Request » Send back the entries below exactly as they appear.

____ Data supplied

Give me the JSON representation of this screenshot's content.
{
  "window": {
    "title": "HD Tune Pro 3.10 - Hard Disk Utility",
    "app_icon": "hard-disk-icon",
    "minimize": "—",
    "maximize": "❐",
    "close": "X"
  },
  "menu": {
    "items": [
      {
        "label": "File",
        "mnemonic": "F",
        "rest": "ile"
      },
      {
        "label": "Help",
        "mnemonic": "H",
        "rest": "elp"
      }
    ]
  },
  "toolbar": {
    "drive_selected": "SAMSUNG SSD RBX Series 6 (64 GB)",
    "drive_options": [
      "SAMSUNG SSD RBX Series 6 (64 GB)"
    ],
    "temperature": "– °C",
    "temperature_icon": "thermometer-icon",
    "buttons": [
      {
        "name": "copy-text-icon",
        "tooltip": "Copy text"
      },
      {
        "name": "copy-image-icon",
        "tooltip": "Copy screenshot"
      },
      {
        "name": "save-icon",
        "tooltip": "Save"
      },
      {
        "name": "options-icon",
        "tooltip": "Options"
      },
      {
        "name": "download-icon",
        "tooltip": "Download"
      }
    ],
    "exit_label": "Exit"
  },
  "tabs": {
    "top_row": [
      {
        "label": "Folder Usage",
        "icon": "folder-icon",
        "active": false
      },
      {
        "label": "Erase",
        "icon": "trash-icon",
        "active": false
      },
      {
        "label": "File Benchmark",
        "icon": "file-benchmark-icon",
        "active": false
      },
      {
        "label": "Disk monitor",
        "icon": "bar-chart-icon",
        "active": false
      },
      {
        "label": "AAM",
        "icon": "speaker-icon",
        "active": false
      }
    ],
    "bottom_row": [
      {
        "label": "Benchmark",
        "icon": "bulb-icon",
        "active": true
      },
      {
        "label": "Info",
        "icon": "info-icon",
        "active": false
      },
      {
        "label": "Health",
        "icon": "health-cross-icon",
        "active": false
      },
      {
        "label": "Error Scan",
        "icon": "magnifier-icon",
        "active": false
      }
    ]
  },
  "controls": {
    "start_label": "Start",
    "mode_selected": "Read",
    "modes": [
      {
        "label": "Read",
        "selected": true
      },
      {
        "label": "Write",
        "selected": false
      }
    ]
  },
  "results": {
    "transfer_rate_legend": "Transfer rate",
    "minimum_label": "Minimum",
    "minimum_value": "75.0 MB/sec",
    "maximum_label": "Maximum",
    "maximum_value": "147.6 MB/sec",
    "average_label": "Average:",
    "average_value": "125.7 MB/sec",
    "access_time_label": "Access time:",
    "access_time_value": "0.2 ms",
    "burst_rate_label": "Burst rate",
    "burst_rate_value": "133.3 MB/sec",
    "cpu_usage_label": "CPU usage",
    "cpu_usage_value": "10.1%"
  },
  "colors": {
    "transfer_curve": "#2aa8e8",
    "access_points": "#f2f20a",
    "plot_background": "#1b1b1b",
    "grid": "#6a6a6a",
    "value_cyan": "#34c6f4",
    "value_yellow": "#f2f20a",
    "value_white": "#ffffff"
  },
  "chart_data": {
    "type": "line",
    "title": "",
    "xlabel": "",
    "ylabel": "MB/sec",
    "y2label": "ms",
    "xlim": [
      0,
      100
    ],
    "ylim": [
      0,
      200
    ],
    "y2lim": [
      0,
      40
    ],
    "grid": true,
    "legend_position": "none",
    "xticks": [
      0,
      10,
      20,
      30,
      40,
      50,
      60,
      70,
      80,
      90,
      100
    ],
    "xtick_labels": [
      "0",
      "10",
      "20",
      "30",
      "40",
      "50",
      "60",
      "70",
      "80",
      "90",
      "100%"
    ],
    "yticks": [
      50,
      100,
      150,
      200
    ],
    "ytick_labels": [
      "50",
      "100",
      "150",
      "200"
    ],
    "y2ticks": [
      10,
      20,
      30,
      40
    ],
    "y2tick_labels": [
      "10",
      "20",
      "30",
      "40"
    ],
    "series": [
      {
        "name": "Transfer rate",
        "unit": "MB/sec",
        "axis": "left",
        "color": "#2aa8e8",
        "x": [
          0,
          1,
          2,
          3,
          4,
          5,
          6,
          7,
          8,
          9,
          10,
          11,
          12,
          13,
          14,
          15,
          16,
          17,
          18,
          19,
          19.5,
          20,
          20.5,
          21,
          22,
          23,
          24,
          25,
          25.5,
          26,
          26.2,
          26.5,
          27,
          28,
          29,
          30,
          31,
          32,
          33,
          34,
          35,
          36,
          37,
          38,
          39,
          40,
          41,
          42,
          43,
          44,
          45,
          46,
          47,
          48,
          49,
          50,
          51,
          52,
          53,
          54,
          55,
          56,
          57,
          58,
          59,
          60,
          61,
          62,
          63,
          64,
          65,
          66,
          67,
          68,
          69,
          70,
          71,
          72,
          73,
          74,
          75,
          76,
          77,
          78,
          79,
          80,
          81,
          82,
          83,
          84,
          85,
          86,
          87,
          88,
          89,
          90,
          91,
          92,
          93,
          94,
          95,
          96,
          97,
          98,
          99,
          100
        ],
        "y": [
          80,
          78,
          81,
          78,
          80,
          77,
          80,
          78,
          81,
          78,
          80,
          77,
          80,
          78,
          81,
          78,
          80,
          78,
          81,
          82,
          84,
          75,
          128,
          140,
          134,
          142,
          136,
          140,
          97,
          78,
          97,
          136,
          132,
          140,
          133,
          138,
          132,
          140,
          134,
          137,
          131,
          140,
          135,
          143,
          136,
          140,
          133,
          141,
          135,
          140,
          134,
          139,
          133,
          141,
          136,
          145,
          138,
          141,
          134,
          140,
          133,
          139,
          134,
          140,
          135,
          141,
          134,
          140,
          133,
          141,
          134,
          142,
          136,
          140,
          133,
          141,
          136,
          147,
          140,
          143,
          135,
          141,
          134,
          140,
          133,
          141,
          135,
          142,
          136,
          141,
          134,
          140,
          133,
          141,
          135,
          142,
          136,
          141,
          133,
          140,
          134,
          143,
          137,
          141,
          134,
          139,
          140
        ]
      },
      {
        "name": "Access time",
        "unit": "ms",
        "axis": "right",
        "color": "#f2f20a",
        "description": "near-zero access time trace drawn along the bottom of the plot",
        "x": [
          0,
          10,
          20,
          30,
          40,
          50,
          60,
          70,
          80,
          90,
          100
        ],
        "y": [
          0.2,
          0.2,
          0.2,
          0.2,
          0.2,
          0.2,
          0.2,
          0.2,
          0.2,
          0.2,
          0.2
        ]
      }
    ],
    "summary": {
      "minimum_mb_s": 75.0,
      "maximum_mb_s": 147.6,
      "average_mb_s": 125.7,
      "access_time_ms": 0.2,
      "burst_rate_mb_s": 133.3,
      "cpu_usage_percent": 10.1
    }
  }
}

________

Exercise output »
Give me the JSON representation of this screenshot's content.
{
  "window": {
    "title": "HD Tune Pro 3.10 - Hard Disk Utility",
    "app_icon": "hard-disk-icon",
    "minimize": "—",
    "maximize": "❐",
    "close": "X"
  },
  "menu": {
    "items": [
      {
        "label": "File",
        "mnemonic": "F",
        "rest": "ile"
      },
      {
        "label": "Help",
        "mnemonic": "H",
        "rest": "elp"
      }
    ]
  },
  "toolbar": {
    "drive_selected": "SAMSUNG SSD RBX Series 6 (64 GB)",
    "drive_options": [
      "SAMSUNG SSD RBX Series 6 (64 GB)"
    ],
    "temperature": "– °C",
    "temperature_icon": "thermometer-icon",
    "buttons": [
      {
        "name": "copy-text-icon",
        "tooltip": "Copy text"
      },
      {
        "name": "copy-image-icon",
        "tooltip": "Copy screenshot"
      },
      {
        "name": "save-icon",
        "tooltip": "Save"
      },
      {
        "name": "options-icon",
        "tooltip": "Options"
      },
      {
        "name": "download-icon",
        "tooltip": "Download"
      }
    ],
    "exit_label": "Exit"
  },
  "tabs": {
    "top_row": [
      {
        "label": "Folder Usage",
        "icon": "folder-icon",
        "active": false
      },
      {
        "label": "Erase",
        "icon": "trash-icon",
        "active": false
      },
      {
        "label": "File Benchmark",
        "icon": "file-benchmark-icon",
        "active": false
      },
      {
        "label": "Disk monitor",
        "icon": "bar-chart-icon",
        "active": false
      },
      {
        "label": "AAM",
        "icon": "speaker-icon",
        "active": false
      }
    ],
    "bottom_row": [
      {
        "label": "Benchmark",
        "icon": "bulb-icon",
        "active": true
      },
      {
        "label": "Info",
        "icon": "info-icon",
        "active": false
      },
      {
        "label": "Health",
        "icon": "health-cross-icon",
        "active": false
      },
      {
        "label": "Error Scan",
        "icon": "magnifier-icon",
        "active": false
      }
    ]
  },
  "controls": {
    "start_label": "Start",
    "mode_selected": "Read",
    "modes": [
      {
        "label": "Read",
        "selected": true
      },
      {
        "label": "Write",
        "selected": false
      }
    ]
  },
  "results": {
    "transfer_rate_legend": "Transfer rate",
    "minimum_label": "Minimum",
    "minimum_value": "75.0 MB/sec",
    "maximum_label": "Maximum",
    "maximum_value": "147.6 MB/sec",
    "average_label": "Average:",
    "average_value": "125.7 MB/sec",
    "access_time_label": "Access time:",
    "access_time_value": "0.2 ms",
    "burst_rate_label": "Burst rate",
    "burst_rate_value": "133.3 MB/sec",
    "cpu_usage_label": "CPU usage",
    "cpu_usage_value": "10.1%"
  },
  "colors": {
    "transfer_curve": "#2aa8e8",
    "access_points": "#f2f20a",
    "plot_background": "#1b1b1b",
    "grid": "#6a6a6a",
    "value_cyan": "#34c6f4",
    "value_yellow": "#f2f20a",
    "value_white": "#ffffff"
  },
  "chart_data": {
    "type": "line",
    "title": "",
    "xlabel": "",
    "ylabel": "MB/sec",
    "y2label": "ms",
    "xlim": [
      0,
      100
    ],
    "ylim": [
      0,
      200
    ],
    "y2lim": [
      0,
      40
    ],
    "grid": true,
    "legend_position": "none",
    "xticks": [
      0,
      10,
      20,
      30,
      40,
      50,
      60,
      70,
      80,
      90,
      100
    ],
    "xtick_labels": [
      "0",
      "10",
      "20",
      "30",
      "40",
      "50",
      "60",
      "70",
      "80",
      "90",
      "100%"
    ],
    "yticks": [
      50,
      100,
      150,
      200
    ],
    "ytick_labels": [
      "50",
      "100",
      "150",
      "200"
    ],
    "y2ticks": [
      10,
      20,
      30,
      40
    ],
    "y2tick_labels": [
      "10",
      "20",
      "30",
      "40"
    ],
    "series": [
      {
        "name": "Transfer rate",
        "unit": "MB/sec",
        "axis": "left",
        "color": "#2aa8e8",
        "x": [
          0,
          1,
          2,
          3,
          4,
          5,
          6,
          7,
          8,
          9,
          10,
          11,
          12,
          13,
          14,
          15,
          16,
          17,
          18,
          19,
          19.5,
          20,
          20.5,
          21,
          22,
          23,
          24,
          25,
          25.5,
          26,
          26.2,
          26.5,
          27,
          28,
          29,
          30,
          31,
          32,
          33,
          34,
          35,
          36,
          37,
          38,
          39,
          40,
          41,
          42,
          43,
          44,
          45,
          46,
          47,
          48,
          49,
          50,
          51,
          52,
          53,
          54,
          55,
          56,
          57,
          58,
          59,
          60,
          61,
          62,
          63,
          64,
          65,
          66,
          67,
          68,
          69,
          70,
          71,
          72,
          73,
          74,
          75,
          76,
          77,
          78,
          79,
          80,
          81,
          82,
          83,
          84,
          85,
          86,
          87,
          88,
          89,
          90,
          91,
          92,
          93,
          94,
          95,
          96,
          97,
          98,
          99,
          100
        ],
        "y": [
          80,
          78,
          81,
          78,
          80,
          77,
          80,
          78,
          81,
          78,
          80,
          77,
          80,
          78,
          81,
          78,
          80,
          78,
          81,
          82,
          84,
          75,
          128,
          140,
          134,
          142,
          136,
          140,
          97,
          78,
          97,
          136,
          132,
          140,
          133,
          138,
          132,
          140,
          134,
          137,
          131,
          140,
          135,
          143,
          136,
          140,
          133,
          141,
          135,
          140,
          134,
          139,
          133,
          141,
          136,
          145,
          138,
          141,
          134,
          140,
          133,
          139,
          134,
          140,
          135,
          141,
          134,
          140,
          133,
          141,
          134,
          142,
          136,
          140,
          133,
          141,
          136,
          147,
          140,
          143,
          135,
          141,
          134,
          140,
          133,
          141,
          135,
          142,
          136,
          141,
          134,
          140,
          133,
          141,
          135,
          142,
          136,
          141,
          133,
          140,
          134,
          143,
          137,
          141,
          134,
          139,
          140
        ]
      },
      {
        "name": "Access time",
        "unit": "ms",
        "axis": "right",
        "color": "#f2f20a",
        "description": "near-zero access time trace drawn along the bottom of the plot",
        "x": [
          0,
          10,
          20,
          30,
          40,
          50,
          60,
          70,
          80,
          90,
          100
        ],
        "y": [
          0.2,
          0.2,
          0.2,
          0.2,
          0.2,
          0.2,
          0.2,
          0.2,
          0.2,
          0.2,
          0.2
        ]
      }
    ],
    "summary": {
      "minimum_mb_s": 75.0,
      "maximum_mb_s": 147.6,
      "average_mb_s": 125.7,
      "access_time_ms": 0.2,
      "burst_rate_mb_s": 133.3,
      "cpu_usage_percent": 10.1
    }
  }
}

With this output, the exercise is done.